PROBLEM TO WORK ON: Below is a listing to write out in full, exactly as given, without its pictures.

Source records:
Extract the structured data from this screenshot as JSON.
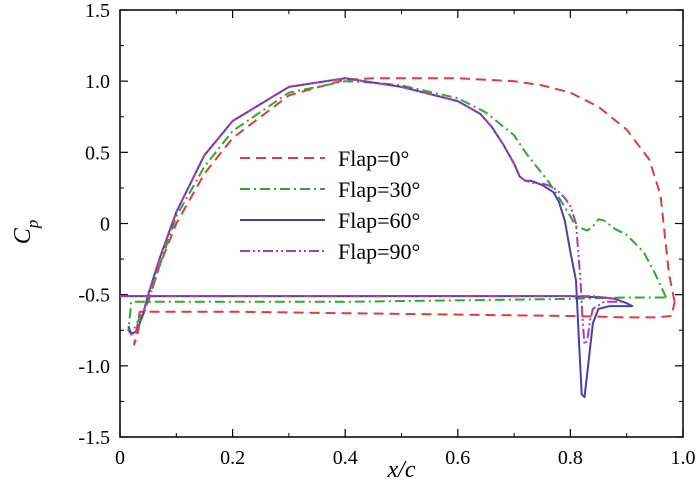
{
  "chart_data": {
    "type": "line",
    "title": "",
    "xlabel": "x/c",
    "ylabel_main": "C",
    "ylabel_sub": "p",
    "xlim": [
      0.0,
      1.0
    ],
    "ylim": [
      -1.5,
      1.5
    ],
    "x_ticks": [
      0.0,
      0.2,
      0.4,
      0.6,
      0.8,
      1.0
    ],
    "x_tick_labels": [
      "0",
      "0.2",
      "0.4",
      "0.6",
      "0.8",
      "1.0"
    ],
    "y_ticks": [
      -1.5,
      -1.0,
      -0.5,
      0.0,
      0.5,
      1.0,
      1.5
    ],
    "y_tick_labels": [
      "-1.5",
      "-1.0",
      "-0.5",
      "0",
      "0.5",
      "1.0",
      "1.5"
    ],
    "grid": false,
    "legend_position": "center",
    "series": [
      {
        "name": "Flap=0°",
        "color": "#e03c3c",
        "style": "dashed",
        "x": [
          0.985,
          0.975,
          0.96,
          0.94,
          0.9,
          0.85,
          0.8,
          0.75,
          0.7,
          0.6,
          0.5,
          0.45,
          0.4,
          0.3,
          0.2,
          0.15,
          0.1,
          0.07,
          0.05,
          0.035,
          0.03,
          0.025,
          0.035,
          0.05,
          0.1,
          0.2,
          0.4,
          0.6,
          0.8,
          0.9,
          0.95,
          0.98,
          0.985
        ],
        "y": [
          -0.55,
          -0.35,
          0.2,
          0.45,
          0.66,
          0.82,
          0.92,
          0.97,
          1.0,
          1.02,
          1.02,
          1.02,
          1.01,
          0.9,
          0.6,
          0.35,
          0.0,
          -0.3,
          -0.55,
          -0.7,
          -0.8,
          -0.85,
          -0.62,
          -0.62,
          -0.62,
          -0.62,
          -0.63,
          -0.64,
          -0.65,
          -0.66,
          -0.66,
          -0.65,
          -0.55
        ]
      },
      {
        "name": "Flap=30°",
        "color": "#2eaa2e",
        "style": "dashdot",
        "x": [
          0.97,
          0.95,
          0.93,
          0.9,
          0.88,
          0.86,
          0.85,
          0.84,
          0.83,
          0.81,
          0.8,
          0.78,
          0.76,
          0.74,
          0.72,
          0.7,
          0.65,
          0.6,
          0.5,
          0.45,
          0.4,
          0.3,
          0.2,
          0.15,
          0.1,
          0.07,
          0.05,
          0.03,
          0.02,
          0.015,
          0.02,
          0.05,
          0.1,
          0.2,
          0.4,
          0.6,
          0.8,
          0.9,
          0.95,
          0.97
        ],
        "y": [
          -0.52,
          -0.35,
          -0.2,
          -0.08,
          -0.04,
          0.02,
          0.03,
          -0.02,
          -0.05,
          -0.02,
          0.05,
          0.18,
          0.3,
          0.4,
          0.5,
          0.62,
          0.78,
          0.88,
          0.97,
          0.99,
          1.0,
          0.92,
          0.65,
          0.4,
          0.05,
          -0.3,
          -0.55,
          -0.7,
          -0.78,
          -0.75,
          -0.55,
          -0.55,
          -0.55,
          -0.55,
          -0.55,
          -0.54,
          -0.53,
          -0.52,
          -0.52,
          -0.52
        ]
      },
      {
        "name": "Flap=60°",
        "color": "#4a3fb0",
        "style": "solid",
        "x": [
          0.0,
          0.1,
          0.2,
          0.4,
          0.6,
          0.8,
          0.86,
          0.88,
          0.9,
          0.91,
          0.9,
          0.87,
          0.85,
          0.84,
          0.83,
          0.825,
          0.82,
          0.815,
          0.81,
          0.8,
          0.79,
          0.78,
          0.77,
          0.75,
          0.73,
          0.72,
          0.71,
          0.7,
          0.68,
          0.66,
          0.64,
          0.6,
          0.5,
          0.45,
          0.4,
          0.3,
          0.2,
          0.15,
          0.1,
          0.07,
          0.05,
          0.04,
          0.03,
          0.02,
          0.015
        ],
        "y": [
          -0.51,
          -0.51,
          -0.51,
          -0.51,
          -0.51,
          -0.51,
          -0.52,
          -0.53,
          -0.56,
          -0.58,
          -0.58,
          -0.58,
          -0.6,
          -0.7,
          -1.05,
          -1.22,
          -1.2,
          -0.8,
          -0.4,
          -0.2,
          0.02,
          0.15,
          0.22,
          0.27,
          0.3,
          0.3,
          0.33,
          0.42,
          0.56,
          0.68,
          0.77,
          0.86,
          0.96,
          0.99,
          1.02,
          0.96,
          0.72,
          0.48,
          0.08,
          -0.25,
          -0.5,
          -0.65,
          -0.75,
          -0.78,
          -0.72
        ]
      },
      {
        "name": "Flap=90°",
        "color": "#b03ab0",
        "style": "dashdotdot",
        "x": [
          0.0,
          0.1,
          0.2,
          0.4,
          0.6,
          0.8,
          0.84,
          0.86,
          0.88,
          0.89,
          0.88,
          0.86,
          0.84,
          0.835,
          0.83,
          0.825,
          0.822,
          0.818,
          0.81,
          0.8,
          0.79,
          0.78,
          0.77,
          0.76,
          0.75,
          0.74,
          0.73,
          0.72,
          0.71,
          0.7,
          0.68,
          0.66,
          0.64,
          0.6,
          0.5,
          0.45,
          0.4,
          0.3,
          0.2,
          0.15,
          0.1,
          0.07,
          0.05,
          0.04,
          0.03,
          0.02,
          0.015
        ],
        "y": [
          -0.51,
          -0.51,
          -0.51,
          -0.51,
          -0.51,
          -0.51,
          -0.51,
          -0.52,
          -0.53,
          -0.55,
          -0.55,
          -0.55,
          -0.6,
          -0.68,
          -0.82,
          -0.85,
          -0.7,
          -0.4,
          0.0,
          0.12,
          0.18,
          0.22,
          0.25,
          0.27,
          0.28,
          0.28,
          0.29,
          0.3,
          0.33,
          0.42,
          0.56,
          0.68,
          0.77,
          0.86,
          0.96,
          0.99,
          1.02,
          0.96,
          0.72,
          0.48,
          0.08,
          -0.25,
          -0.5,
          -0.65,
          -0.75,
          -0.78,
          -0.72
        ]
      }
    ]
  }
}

EXERCISE OUTPUT:
Extract the structured data from this screenshot as JSON.
{
  "chart_data": {
    "type": "line",
    "title": "",
    "xlabel": "x/c",
    "ylabel_main": "C",
    "ylabel_sub": "p",
    "xlim": [
      0.0,
      1.0
    ],
    "ylim": [
      -1.5,
      1.5
    ],
    "x_ticks": [
      0.0,
      0.2,
      0.4,
      0.6,
      0.8,
      1.0
    ],
    "x_tick_labels": [
      "0",
      "0.2",
      "0.4",
      "0.6",
      "0.8",
      "1.0"
    ],
    "y_ticks": [
      -1.5,
      -1.0,
      -0.5,
      0.0,
      0.5,
      1.0,
      1.5
    ],
    "y_tick_labels": [
      "-1.5",
      "-1.0",
      "-0.5",
      "0",
      "0.5",
      "1.0",
      "1.5"
    ],
    "grid": false,
    "legend_position": "center",
    "series": [
      {
        "name": "Flap=0°",
        "color": "#e03c3c",
        "style": "dashed",
        "x": [
          0.985,
          0.975,
          0.96,
          0.94,
          0.9,
          0.85,
          0.8,
          0.75,
          0.7,
          0.6,
          0.5,
          0.45,
          0.4,
          0.3,
          0.2,
          0.15,
          0.1,
          0.07,
          0.05,
          0.035,
          0.03,
          0.025,
          0.035,
          0.05,
          0.1,
          0.2,
          0.4,
          0.6,
          0.8,
          0.9,
          0.95,
          0.98,
          0.985
        ],
        "y": [
          -0.55,
          -0.35,
          0.2,
          0.45,
          0.66,
          0.82,
          0.92,
          0.97,
          1.0,
          1.02,
          1.02,
          1.02,
          1.01,
          0.9,
          0.6,
          0.35,
          0.0,
          -0.3,
          -0.55,
          -0.7,
          -0.8,
          -0.85,
          -0.62,
          -0.62,
          -0.62,
          -0.62,
          -0.63,
          -0.64,
          -0.65,
          -0.66,
          -0.66,
          -0.65,
          -0.55
        ]
      },
      {
        "name": "Flap=30°",
        "color": "#2eaa2e",
        "style": "dashdot",
        "x": [
          0.97,
          0.95,
          0.93,
          0.9,
          0.88,
          0.86,
          0.85,
          0.84,
          0.83,
          0.81,
          0.8,
          0.78,
          0.76,
          0.74,
          0.72,
          0.7,
          0.65,
          0.6,
          0.5,
          0.45,
          0.4,
          0.3,
          0.2,
          0.15,
          0.1,
          0.07,
          0.05,
          0.03,
          0.02,
          0.015,
          0.02,
          0.05,
          0.1,
          0.2,
          0.4,
          0.6,
          0.8,
          0.9,
          0.95,
          0.97
        ],
        "y": [
          -0.52,
          -0.35,
          -0.2,
          -0.08,
          -0.04,
          0.02,
          0.03,
          -0.02,
          -0.05,
          -0.02,
          0.05,
          0.18,
          0.3,
          0.4,
          0.5,
          0.62,
          0.78,
          0.88,
          0.97,
          0.99,
          1.0,
          0.92,
          0.65,
          0.4,
          0.05,
          -0.3,
          -0.55,
          -0.7,
          -0.78,
          -0.75,
          -0.55,
          -0.55,
          -0.55,
          -0.55,
          -0.55,
          -0.54,
          -0.53,
          -0.52,
          -0.52,
          -0.52
        ]
      },
      {
        "name": "Flap=60°",
        "color": "#4a3fb0",
        "style": "solid",
        "x": [
          0.0,
          0.1,
          0.2,
          0.4,
          0.6,
          0.8,
          0.86,
          0.88,
          0.9,
          0.91,
          0.9,
          0.87,
          0.85,
          0.84,
          0.83,
          0.825,
          0.82,
          0.815,
          0.81,
          0.8,
          0.79,
          0.78,
          0.77,
          0.75,
          0.73,
          0.72,
          0.71,
          0.7,
          0.68,
          0.66,
          0.64,
          0.6,
          0.5,
          0.45,
          0.4,
          0.3,
          0.2,
          0.15,
          0.1,
          0.07,
          0.05,
          0.04,
          0.03,
          0.02,
          0.015
        ],
        "y": [
          -0.51,
          -0.51,
          -0.51,
          -0.51,
          -0.51,
          -0.51,
          -0.52,
          -0.53,
          -0.56,
          -0.58,
          -0.58,
          -0.58,
          -0.6,
          -0.7,
          -1.05,
          -1.22,
          -1.2,
          -0.8,
          -0.4,
          -0.2,
          0.02,
          0.15,
          0.22,
          0.27,
          0.3,
          0.3,
          0.33,
          0.42,
          0.56,
          0.68,
          0.77,
          0.86,
          0.96,
          0.99,
          1.02,
          0.96,
          0.72,
          0.48,
          0.08,
          -0.25,
          -0.5,
          -0.65,
          -0.75,
          -0.78,
          -0.72
        ]
      },
      {
        "name": "Flap=90°",
        "color": "#b03ab0",
        "style": "dashdotdot",
        "x": [
          0.0,
          0.1,
          0.2,
          0.4,
          0.6,
          0.8,
          0.84,
          0.86,
          0.88,
          0.89,
          0.88,
          0.86,
          0.84,
          0.835,
          0.83,
          0.825,
          0.822,
          0.818,
          0.81,
          0.8,
          0.79,
          0.78,
          0.77,
          0.76,
          0.75,
          0.74,
          0.73,
          0.72,
          0.71,
          0.7,
          0.68,
          0.66,
          0.64,
          0.6,
          0.5,
          0.45,
          0.4,
          0.3,
          0.2,
          0.15,
          0.1,
          0.07,
          0.05,
          0.04,
          0.03,
          0.02,
          0.015
        ],
        "y": [
          -0.51,
          -0.51,
          -0.51,
          -0.51,
          -0.51,
          -0.51,
          -0.51,
          -0.52,
          -0.53,
          -0.55,
          -0.55,
          -0.55,
          -0.6,
          -0.68,
          -0.82,
          -0.85,
          -0.7,
          -0.4,
          0.0,
          0.12,
          0.18,
          0.22,
          0.25,
          0.27,
          0.28,
          0.28,
          0.29,
          0.3,
          0.33,
          0.42,
          0.56,
          0.68,
          0.77,
          0.86,
          0.96,
          0.99,
          1.02,
          0.96,
          0.72,
          0.48,
          0.08,
          -0.25,
          -0.5,
          -0.65,
          -0.75,
          -0.78,
          -0.72
        ]
      }
    ]
  }
}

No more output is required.